#### Stored items from a collection:

☆ ☆ ☆ ☆ ☆ ☆ ☆

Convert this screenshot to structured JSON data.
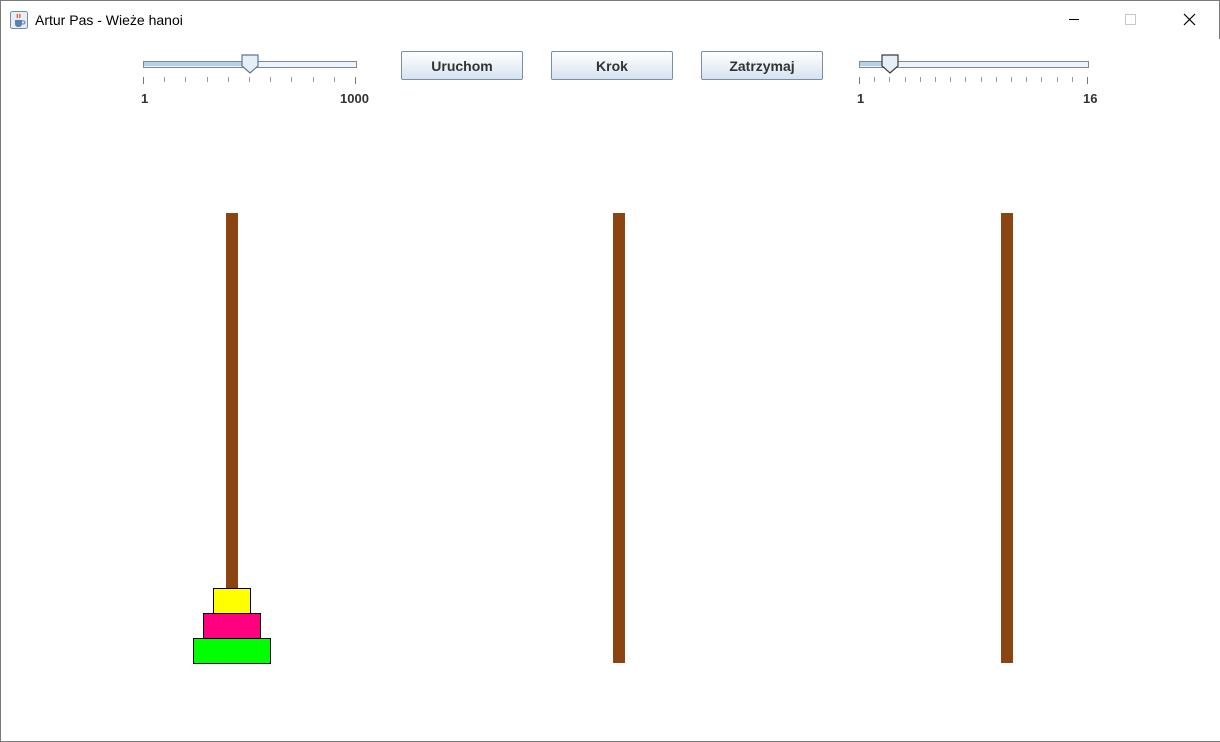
{
  "window": {
    "title": "Artur Pas - Wieże hanoi",
    "icon": "java-cup-icon",
    "controls": [
      "minimize-icon",
      "maximize-icon",
      "close-icon"
    ]
  },
  "toolbar": {
    "speed_slider": {
      "min_label": "1",
      "max_label": "1000",
      "min": 1,
      "max": 1000,
      "value": 500
    },
    "start_label": "Uruchom",
    "step_label": "Krok",
    "stop_label": "Zatrzymaj",
    "disks_slider": {
      "min_label": "1",
      "max_label": "16",
      "min": 1,
      "max": 16,
      "value": 3
    }
  },
  "towers": {
    "peg_color": "#8b4513",
    "pegs": [
      {
        "disks": [
          {
            "size": 3,
            "color": "#00ff00"
          },
          {
            "size": 2,
            "color": "#ff0080"
          },
          {
            "size": 1,
            "color": "#ffff00"
          }
        ]
      },
      {
        "disks": []
      },
      {
        "disks": []
      }
    ]
  }
}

☆ ☆ ☆ ☆ ☆ ☆ ☆

#### Direction:
Copy out all the data exactly; skip the pictures.

#### Exercise solution:
Convert this screenshot to structured JSON data.
{
  "window": {
    "title": "Artur Pas - Wieże hanoi",
    "icon": "java-cup-icon",
    "controls": [
      "minimize-icon",
      "maximize-icon",
      "close-icon"
    ]
  },
  "toolbar": {
    "speed_slider": {
      "min_label": "1",
      "max_label": "1000",
      "min": 1,
      "max": 1000,
      "value": 500
    },
    "start_label": "Uruchom",
    "step_label": "Krok",
    "stop_label": "Zatrzymaj",
    "disks_slider": {
      "min_label": "1",
      "max_label": "16",
      "min": 1,
      "max": 16,
      "value": 3
    }
  },
  "towers": {
    "peg_color": "#8b4513",
    "pegs": [
      {
        "disks": [
          {
            "size": 3,
            "color": "#00ff00"
          },
          {
            "size": 2,
            "color": "#ff0080"
          },
          {
            "size": 1,
            "color": "#ffff00"
          }
        ]
      },
      {
        "disks": []
      },
      {
        "disks": []
      }
    ]
  }
}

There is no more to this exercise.